**TASK DESCRIPTION:** All of the records must be restated exactly, with every line complete.

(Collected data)
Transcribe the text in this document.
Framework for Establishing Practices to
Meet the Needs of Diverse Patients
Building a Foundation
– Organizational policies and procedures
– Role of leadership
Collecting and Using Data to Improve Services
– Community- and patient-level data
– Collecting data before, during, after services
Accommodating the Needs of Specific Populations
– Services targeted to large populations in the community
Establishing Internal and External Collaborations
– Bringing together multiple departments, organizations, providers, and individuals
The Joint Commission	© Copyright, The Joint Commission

**OUTPUT:**
Transcribe the text in this document.
Framework for Establishing Practices to
Meet the Needs of Diverse Patients
Building a Foundation
– Organizational policies and procedures
– Role of leadership
Collecting and Using Data to Improve Services
– Community- and patient-level data
– Collecting data before, during, after services
Accommodating the Needs of Specific Populations
– Services targeted to large populations in the community
Establishing Internal and External Collaborations
– Bringing together multiple departments, organizations, providers, and individuals
The Joint Commission	© Copyright, The Joint Commission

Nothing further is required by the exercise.